Check each line for the word "score" and report how many have it. Give nothing else.

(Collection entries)
-- start --
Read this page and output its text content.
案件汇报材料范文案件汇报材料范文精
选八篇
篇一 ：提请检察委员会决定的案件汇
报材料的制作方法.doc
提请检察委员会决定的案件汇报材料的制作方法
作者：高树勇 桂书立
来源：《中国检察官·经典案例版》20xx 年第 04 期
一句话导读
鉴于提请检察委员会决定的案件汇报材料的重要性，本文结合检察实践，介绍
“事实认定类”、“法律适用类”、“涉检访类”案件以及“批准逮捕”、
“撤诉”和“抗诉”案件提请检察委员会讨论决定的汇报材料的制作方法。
-- end --
-- start --
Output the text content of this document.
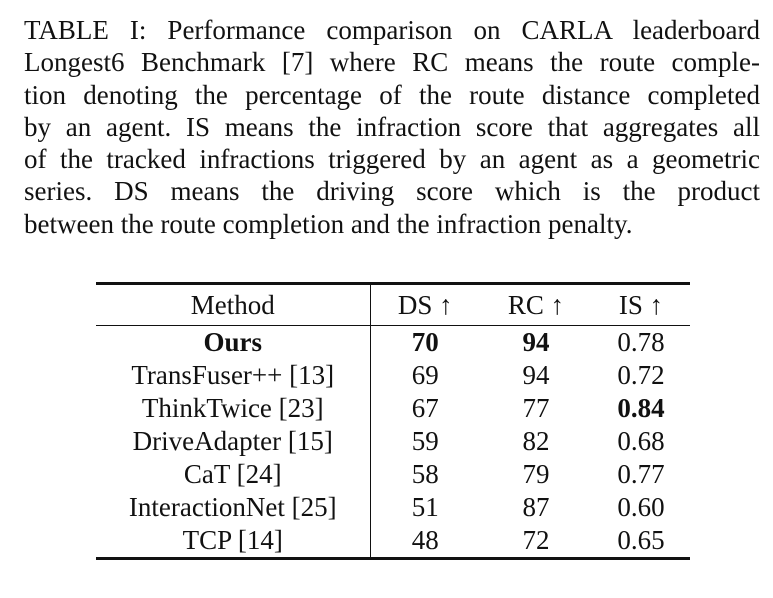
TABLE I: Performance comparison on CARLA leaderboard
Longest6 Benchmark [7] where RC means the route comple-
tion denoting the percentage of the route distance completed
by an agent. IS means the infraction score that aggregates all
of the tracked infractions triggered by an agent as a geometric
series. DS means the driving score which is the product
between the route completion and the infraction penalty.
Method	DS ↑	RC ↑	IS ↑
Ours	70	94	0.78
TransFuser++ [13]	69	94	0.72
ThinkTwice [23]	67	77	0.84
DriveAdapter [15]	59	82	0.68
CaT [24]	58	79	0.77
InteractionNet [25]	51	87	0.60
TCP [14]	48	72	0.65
-- end --
-- start --
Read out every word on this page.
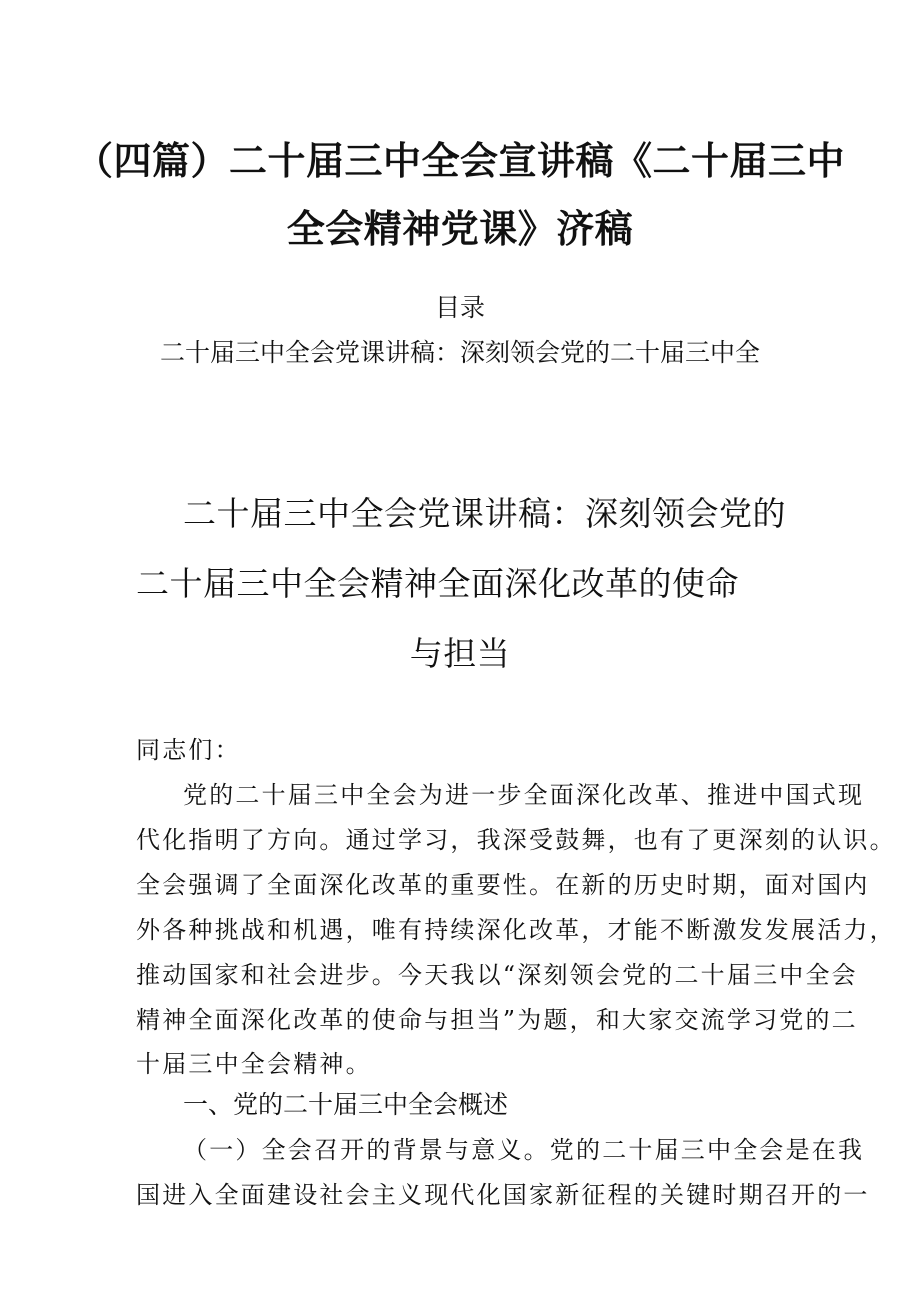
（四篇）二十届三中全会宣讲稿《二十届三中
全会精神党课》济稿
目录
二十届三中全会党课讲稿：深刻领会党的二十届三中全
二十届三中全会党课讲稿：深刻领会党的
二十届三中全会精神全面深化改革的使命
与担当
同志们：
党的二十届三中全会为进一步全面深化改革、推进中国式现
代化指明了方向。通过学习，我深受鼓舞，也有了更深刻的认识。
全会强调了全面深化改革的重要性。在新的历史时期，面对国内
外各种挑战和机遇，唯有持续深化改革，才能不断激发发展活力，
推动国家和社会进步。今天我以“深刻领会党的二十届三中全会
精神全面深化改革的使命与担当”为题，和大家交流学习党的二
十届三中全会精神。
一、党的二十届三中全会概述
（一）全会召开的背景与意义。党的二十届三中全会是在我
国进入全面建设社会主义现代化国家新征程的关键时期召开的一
-- end --
(Exercise solution): 2